:: Records supplied ::

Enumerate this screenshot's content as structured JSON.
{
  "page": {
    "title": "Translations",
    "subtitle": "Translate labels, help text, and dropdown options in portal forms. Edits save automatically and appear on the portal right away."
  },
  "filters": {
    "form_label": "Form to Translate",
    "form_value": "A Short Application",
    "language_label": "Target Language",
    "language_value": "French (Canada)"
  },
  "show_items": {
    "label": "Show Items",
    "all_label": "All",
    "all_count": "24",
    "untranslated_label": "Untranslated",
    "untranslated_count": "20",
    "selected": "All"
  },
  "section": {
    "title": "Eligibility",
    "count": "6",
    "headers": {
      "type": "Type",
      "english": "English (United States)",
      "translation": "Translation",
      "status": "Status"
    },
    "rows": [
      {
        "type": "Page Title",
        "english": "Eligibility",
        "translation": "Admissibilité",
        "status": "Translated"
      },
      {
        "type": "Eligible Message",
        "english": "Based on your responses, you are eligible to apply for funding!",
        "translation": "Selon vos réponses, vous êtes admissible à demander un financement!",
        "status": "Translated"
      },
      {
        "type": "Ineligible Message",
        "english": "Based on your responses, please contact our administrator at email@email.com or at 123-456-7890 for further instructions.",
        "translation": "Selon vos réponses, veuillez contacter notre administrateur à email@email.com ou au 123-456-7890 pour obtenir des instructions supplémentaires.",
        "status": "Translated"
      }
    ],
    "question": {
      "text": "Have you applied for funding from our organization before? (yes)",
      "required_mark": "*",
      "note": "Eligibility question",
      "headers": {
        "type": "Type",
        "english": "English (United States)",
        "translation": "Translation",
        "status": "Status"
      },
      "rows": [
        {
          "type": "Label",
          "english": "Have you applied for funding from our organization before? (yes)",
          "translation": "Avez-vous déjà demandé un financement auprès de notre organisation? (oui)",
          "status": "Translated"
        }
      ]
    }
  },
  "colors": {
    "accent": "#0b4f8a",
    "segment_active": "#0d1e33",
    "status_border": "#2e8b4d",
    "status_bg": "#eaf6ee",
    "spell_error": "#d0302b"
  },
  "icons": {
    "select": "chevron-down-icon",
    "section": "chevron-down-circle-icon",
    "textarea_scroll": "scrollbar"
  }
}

:::

◆ **Aim of the task**: Give the complete listing a second time, exactly as it reads.

◆ **Solution below**:
Enumerate this screenshot's content as structured JSON.
{
  "page": {
    "title": "Translations",
    "subtitle": "Translate labels, help text, and dropdown options in portal forms. Edits save automatically and appear on the portal right away."
  },
  "filters": {
    "form_label": "Form to Translate",
    "form_value": "A Short Application",
    "language_label": "Target Language",
    "language_value": "French (Canada)"
  },
  "show_items": {
    "label": "Show Items",
    "all_label": "All",
    "all_count": "24",
    "untranslated_label": "Untranslated",
    "untranslated_count": "20",
    "selected": "All"
  },
  "section": {
    "title": "Eligibility",
    "count": "6",
    "headers": {
      "type": "Type",
      "english": "English (United States)",
      "translation": "Translation",
      "status": "Status"
    },
    "rows": [
      {
        "type": "Page Title",
        "english": "Eligibility",
        "translation": "Admissibilité",
        "status": "Translated"
      },
      {
        "type": "Eligible Message",
        "english": "Based on your responses, you are eligible to apply for funding!",
        "translation": "Selon vos réponses, vous êtes admissible à demander un financement!",
        "status": "Translated"
      },
      {
        "type": "Ineligible Message",
        "english": "Based on your responses, please contact our administrator at email@email.com or at 123-456-7890 for further instructions.",
        "translation": "Selon vos réponses, veuillez contacter notre administrateur à email@email.com ou au 123-456-7890 pour obtenir des instructions supplémentaires.",
        "status": "Translated"
      }
    ],
    "question": {
      "text": "Have you applied for funding from our organization before? (yes)",
      "required_mark": "*",
      "note": "Eligibility question",
      "headers": {
        "type": "Type",
        "english": "English (United States)",
        "translation": "Translation",
        "status": "Status"
      },
      "rows": [
        {
          "type": "Label",
          "english": "Have you applied for funding from our organization before? (yes)",
          "translation": "Avez-vous déjà demandé un financement auprès de notre organisation? (oui)",
          "status": "Translated"
        }
      ]
    }
  },
  "colors": {
    "accent": "#0b4f8a",
    "segment_active": "#0d1e33",
    "status_border": "#2e8b4d",
    "status_bg": "#eaf6ee",
    "spell_error": "#d0302b"
  },
  "icons": {
    "select": "chevron-down-icon",
    "section": "chevron-down-circle-icon",
    "textarea_scroll": "scrollbar"
  }
}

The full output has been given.